==== SUPPLIED DATA

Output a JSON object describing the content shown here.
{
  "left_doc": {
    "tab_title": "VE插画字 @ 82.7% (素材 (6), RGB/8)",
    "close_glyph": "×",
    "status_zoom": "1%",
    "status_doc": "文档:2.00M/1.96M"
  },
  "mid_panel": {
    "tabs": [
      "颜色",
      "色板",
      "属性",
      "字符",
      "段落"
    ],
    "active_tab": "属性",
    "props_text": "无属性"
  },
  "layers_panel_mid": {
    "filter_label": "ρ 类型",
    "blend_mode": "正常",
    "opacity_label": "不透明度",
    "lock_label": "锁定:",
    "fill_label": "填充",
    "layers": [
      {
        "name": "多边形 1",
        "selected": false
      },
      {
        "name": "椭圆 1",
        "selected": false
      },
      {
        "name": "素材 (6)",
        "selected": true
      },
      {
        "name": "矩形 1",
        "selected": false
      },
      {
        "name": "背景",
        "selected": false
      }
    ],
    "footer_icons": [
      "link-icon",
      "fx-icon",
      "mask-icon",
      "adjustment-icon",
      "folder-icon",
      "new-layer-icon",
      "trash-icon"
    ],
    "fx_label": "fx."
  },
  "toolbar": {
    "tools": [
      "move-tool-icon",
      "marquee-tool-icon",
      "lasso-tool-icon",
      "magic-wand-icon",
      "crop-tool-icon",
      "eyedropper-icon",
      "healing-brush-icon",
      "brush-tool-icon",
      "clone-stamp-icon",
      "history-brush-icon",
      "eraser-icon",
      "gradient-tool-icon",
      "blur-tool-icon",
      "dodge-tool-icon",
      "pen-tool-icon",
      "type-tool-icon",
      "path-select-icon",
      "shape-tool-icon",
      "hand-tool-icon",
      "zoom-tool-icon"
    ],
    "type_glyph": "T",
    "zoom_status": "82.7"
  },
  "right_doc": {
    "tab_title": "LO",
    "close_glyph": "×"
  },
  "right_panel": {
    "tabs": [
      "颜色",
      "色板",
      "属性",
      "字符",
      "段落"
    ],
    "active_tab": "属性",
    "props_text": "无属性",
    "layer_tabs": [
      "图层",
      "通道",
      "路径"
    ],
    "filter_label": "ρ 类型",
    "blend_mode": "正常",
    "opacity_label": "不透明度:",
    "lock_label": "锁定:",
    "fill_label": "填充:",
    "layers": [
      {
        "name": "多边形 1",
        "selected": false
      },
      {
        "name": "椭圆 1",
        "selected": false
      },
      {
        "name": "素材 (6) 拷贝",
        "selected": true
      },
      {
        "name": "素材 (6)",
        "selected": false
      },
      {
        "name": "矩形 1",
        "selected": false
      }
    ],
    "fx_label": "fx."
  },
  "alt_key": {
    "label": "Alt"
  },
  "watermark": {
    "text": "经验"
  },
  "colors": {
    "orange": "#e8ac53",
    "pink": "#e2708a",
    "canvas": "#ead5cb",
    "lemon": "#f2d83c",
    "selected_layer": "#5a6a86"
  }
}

========

■ EXERCISE
Using the listing above, return all lines where the word "brush" occurs.

■ EXERCISE SOLUTION
      "healing-brush-icon",
      "brush-tool-icon",
      "history-brush-icon",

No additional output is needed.